* EXERCISE TASK:
Find out how many lines of the material contain the string "etxean" and give only that figure.

____

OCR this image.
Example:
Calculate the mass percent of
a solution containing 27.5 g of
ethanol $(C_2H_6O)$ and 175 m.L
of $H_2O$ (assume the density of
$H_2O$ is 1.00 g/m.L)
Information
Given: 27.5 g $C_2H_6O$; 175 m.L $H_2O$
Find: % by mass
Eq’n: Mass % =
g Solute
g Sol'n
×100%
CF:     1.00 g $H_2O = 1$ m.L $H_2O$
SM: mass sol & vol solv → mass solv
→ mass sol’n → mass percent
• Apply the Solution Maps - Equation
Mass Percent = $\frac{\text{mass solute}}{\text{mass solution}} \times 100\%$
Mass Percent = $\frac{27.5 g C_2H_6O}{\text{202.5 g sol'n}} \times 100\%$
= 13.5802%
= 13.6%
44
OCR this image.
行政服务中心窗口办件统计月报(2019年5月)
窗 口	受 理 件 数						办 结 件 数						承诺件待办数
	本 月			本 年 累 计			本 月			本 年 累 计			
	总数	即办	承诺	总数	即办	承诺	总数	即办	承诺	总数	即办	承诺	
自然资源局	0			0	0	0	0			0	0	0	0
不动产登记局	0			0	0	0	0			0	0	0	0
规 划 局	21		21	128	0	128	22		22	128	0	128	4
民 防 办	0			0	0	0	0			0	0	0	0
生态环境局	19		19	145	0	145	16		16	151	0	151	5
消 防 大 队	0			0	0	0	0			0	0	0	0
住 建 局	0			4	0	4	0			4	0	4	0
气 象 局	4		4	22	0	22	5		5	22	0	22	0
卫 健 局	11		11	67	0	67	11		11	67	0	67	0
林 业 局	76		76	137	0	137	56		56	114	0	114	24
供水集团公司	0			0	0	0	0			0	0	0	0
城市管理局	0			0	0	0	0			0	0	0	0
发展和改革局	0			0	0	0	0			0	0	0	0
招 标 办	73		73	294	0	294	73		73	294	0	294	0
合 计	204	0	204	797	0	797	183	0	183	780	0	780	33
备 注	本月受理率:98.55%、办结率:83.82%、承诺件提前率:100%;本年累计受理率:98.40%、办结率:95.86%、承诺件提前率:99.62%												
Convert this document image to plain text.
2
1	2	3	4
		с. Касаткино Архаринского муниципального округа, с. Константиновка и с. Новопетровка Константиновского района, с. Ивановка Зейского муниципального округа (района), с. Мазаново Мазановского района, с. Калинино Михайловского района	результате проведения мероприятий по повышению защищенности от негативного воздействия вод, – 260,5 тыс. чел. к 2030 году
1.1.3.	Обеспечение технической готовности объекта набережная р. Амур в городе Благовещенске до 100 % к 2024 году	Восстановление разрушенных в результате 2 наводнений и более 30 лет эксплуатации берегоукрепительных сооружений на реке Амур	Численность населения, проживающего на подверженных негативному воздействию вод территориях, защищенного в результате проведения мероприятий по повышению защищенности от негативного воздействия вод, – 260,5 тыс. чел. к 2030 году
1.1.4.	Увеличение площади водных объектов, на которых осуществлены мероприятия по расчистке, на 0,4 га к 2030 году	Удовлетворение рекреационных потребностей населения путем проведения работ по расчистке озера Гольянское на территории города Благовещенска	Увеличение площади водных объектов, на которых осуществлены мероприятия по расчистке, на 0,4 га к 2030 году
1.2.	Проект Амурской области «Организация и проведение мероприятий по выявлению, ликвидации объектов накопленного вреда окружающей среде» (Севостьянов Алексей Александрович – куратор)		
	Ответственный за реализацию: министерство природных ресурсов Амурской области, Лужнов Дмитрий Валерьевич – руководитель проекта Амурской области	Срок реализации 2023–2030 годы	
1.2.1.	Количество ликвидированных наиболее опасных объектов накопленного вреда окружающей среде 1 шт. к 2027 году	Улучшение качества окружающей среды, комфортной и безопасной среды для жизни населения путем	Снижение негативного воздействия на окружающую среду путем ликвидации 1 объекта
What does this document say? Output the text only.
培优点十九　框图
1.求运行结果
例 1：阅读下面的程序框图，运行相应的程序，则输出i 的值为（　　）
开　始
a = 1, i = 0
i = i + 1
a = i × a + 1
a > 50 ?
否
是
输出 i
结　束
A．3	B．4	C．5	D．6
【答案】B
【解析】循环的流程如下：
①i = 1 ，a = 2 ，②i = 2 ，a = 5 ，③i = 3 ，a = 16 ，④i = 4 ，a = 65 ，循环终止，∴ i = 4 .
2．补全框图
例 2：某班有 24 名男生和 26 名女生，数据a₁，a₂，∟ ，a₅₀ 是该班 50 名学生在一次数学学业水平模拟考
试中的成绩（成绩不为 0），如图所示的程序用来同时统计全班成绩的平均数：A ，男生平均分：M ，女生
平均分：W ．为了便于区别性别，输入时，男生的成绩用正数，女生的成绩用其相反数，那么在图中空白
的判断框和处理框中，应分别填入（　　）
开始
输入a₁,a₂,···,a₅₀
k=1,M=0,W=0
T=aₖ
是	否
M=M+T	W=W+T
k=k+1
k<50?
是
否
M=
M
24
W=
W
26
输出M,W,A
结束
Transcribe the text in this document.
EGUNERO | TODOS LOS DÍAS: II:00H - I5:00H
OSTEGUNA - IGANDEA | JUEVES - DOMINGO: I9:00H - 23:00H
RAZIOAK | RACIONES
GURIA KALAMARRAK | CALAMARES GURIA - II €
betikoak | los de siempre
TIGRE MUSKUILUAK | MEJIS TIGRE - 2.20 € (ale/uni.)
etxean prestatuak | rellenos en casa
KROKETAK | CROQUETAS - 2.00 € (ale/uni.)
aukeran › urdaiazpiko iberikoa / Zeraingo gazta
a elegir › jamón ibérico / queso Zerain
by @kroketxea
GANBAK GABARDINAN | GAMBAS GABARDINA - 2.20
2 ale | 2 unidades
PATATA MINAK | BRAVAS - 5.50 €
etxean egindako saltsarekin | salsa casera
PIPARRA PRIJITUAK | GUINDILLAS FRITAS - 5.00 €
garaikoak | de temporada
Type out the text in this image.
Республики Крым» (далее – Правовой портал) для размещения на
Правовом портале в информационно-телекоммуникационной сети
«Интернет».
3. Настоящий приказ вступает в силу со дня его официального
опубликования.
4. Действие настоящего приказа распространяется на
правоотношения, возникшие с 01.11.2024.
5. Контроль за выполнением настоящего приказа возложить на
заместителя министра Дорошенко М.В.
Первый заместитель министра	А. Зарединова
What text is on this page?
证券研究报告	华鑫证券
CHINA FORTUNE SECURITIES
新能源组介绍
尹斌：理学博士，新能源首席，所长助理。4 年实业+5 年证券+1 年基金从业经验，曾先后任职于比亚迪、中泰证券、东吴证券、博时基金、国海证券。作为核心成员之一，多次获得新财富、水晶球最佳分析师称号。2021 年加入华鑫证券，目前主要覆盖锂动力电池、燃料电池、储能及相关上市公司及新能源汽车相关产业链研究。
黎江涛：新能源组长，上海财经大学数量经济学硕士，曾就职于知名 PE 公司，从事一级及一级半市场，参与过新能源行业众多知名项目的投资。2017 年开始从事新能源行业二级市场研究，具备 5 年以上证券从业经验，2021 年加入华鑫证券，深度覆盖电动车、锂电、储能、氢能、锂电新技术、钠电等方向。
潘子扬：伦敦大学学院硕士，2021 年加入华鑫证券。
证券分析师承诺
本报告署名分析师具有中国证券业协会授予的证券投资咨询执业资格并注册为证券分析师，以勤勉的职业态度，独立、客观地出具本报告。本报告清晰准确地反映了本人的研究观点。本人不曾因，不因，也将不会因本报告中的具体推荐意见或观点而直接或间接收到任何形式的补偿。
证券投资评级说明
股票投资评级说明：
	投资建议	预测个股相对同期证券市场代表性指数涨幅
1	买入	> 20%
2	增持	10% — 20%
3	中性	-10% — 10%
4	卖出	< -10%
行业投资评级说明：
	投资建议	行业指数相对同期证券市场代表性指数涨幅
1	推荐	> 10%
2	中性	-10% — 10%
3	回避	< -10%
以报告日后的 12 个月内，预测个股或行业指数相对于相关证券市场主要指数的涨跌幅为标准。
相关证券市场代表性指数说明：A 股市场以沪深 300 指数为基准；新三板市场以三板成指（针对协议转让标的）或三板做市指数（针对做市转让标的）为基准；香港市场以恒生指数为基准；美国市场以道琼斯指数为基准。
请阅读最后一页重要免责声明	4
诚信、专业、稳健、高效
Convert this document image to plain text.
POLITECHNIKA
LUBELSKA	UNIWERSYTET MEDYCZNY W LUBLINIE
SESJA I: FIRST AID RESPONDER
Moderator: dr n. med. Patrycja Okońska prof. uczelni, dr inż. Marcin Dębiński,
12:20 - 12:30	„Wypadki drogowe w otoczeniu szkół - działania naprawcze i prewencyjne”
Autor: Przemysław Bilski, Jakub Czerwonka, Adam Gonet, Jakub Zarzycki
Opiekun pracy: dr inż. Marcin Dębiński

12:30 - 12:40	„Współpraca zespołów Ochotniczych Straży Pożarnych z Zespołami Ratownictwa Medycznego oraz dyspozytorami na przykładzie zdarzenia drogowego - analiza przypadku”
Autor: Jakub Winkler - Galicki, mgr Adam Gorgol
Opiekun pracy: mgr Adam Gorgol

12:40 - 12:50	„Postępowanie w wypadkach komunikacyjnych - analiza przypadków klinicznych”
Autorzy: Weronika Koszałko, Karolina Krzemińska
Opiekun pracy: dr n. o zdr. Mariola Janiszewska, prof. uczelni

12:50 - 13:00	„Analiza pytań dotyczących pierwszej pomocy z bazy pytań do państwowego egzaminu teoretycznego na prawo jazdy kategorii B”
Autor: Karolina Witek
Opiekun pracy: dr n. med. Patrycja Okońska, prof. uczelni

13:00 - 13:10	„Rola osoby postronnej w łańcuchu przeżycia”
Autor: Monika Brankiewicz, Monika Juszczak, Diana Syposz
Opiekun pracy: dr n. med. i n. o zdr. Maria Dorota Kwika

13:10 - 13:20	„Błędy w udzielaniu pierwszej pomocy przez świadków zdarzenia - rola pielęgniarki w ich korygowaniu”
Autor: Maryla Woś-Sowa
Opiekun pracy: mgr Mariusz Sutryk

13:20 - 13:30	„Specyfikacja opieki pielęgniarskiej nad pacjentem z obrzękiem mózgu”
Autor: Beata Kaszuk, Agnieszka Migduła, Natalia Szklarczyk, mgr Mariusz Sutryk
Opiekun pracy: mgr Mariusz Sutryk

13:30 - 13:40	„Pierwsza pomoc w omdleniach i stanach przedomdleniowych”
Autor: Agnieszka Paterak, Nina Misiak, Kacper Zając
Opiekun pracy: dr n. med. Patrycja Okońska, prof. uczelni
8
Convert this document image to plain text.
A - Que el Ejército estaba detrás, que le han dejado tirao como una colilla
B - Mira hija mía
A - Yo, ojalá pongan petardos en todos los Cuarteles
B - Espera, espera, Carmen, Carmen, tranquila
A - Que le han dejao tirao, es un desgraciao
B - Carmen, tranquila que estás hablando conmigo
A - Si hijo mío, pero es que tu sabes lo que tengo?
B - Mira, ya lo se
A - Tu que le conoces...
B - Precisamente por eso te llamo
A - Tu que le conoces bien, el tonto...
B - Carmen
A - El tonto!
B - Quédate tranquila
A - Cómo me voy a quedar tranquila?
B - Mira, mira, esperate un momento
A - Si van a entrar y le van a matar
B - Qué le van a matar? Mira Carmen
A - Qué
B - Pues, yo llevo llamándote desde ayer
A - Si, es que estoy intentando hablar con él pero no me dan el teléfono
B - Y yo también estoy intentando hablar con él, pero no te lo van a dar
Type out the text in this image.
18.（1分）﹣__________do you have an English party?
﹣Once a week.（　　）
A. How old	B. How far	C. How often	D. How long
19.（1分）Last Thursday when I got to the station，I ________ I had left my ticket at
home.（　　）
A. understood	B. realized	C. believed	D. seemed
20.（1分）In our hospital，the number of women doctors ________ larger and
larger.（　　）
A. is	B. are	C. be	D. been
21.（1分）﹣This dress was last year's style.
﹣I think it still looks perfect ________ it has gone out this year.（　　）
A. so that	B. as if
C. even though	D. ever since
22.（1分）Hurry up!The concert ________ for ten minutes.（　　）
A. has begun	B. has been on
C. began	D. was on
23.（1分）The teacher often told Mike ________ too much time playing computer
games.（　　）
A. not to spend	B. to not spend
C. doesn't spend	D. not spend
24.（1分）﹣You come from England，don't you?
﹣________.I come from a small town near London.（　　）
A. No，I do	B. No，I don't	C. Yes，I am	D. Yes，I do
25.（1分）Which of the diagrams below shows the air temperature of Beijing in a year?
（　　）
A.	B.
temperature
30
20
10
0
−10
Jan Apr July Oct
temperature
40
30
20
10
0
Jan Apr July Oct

____

* WRITTEN ANSWER:
2